> [GOAL OF THE EXERCISE] Determine the number of lines in these entries that hold the word "this". Give the number and nothing more.

> [DATASET]
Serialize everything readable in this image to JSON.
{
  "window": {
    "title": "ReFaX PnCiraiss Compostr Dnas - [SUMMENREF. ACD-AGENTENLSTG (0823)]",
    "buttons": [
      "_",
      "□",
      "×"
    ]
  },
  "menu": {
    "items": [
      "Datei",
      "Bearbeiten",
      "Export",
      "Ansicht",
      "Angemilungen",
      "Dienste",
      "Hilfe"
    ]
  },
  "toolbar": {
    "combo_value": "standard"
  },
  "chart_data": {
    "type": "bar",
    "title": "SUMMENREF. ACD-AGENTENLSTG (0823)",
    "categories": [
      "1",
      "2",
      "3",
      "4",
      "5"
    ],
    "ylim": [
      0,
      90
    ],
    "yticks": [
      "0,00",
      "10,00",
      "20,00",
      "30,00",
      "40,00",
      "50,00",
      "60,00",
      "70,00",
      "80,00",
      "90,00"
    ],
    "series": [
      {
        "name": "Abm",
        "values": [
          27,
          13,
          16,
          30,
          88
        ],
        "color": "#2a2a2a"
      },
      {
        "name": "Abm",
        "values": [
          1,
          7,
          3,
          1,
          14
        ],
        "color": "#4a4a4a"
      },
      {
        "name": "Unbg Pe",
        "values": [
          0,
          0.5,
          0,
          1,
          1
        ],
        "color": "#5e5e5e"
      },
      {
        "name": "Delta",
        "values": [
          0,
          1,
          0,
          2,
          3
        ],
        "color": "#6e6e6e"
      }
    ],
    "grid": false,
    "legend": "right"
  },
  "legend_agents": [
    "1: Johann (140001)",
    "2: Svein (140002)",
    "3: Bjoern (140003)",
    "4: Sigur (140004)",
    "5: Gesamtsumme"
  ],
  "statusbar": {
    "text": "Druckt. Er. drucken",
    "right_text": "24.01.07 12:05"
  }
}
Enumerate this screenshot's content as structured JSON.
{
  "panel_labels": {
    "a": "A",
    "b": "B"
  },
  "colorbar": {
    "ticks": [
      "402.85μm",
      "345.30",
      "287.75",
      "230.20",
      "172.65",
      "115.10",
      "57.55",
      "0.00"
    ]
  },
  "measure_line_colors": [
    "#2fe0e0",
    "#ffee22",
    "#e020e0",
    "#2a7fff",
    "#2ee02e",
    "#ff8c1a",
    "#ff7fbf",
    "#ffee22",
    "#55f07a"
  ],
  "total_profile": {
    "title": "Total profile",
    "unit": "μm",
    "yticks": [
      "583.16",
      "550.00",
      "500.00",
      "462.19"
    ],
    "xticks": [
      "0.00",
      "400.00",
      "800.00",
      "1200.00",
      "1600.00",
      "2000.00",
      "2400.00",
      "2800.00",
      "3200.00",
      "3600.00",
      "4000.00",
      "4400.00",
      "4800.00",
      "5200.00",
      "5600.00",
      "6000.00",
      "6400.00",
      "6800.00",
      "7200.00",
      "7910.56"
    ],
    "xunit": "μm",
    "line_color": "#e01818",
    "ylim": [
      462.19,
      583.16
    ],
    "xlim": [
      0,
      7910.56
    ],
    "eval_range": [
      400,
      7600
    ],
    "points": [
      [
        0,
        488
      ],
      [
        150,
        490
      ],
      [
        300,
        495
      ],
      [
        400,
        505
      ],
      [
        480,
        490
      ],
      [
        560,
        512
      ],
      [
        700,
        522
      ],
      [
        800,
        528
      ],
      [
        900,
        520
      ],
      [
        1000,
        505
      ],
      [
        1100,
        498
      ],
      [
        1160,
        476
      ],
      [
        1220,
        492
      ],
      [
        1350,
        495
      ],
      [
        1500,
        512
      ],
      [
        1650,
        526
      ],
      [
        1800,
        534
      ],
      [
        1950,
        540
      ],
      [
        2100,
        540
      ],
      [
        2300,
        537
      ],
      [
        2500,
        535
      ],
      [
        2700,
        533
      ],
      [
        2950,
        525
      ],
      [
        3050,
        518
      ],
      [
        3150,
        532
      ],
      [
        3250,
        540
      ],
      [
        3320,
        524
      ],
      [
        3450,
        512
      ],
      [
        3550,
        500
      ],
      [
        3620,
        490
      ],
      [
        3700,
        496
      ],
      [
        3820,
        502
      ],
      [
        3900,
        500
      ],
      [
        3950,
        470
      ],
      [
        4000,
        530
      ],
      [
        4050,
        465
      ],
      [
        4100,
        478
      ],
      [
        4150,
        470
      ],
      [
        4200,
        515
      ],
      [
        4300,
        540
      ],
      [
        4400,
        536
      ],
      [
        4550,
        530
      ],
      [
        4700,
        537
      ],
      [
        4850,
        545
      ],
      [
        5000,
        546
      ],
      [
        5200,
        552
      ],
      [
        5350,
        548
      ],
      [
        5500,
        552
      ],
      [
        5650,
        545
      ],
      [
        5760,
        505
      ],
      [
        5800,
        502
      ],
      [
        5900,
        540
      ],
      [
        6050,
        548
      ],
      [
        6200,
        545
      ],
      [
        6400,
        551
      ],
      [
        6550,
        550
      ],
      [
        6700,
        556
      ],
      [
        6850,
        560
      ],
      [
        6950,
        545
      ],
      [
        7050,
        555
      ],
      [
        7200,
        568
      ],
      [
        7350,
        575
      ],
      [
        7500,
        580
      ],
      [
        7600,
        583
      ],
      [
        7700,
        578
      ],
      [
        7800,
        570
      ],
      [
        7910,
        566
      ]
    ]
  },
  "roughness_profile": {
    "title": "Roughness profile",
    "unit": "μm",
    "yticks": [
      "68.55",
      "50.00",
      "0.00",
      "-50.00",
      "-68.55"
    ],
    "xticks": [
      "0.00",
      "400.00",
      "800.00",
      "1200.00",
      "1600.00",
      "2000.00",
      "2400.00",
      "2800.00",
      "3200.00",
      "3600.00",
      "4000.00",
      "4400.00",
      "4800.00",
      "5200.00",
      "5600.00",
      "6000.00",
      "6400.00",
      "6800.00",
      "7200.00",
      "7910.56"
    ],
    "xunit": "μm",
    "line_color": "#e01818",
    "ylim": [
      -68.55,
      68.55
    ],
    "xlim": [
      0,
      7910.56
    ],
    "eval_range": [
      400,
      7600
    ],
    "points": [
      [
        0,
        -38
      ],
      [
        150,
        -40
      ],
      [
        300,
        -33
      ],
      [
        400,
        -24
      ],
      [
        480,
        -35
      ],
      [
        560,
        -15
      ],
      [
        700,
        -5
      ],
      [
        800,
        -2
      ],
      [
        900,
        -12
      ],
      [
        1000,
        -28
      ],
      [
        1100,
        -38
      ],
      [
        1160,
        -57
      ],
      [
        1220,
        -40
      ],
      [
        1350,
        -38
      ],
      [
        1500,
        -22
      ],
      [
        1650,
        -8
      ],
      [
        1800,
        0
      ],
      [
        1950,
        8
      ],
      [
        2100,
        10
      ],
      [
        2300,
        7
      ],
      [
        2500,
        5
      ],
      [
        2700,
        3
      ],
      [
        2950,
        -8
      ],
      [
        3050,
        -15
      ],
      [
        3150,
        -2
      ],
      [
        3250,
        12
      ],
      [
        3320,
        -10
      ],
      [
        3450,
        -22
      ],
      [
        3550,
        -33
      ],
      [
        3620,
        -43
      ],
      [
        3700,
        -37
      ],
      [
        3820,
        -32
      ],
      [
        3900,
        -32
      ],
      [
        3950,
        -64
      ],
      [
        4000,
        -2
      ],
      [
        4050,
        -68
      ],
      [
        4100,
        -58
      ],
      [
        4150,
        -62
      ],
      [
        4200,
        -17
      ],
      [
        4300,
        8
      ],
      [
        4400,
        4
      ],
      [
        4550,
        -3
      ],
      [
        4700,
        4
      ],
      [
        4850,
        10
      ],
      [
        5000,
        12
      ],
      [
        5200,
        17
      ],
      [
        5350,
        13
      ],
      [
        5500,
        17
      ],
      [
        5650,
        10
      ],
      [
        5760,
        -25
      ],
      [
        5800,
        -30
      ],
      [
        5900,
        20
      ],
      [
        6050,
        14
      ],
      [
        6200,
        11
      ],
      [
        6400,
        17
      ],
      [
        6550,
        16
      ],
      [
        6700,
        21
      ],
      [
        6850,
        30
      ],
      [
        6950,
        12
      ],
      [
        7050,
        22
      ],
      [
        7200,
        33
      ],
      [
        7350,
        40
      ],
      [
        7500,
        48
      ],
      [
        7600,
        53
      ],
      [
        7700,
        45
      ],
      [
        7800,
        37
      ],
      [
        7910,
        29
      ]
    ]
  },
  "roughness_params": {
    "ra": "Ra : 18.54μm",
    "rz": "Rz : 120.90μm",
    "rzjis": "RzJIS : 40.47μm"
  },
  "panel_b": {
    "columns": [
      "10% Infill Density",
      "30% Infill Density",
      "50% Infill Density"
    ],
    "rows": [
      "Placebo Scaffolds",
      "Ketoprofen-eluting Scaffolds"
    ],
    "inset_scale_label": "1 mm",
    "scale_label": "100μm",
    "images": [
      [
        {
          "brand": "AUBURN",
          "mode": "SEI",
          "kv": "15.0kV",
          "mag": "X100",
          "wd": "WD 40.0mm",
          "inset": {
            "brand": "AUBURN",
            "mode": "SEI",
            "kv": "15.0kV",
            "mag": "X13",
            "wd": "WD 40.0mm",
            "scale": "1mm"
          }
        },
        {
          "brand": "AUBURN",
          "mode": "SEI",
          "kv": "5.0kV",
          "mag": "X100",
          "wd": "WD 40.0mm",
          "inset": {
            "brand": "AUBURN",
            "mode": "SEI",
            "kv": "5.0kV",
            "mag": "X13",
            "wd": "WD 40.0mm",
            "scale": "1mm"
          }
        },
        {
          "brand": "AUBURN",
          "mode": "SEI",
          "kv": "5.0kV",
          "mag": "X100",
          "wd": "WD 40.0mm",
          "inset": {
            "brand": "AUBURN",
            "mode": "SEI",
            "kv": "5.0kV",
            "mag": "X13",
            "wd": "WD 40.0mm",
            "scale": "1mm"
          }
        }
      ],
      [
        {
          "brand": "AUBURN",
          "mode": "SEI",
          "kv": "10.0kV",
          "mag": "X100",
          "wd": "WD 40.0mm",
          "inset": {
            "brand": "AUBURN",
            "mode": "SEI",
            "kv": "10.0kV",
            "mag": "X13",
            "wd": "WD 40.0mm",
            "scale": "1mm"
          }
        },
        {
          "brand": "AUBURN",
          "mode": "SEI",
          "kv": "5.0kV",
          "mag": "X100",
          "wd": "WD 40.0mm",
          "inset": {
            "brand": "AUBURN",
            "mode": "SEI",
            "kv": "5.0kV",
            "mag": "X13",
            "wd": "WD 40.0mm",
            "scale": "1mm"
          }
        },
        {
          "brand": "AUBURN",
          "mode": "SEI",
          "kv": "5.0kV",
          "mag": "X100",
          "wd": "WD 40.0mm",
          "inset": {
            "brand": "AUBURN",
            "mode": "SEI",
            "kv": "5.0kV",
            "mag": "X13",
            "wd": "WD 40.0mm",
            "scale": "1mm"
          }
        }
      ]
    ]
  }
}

> [REPLY TO THE EXERCISE] 2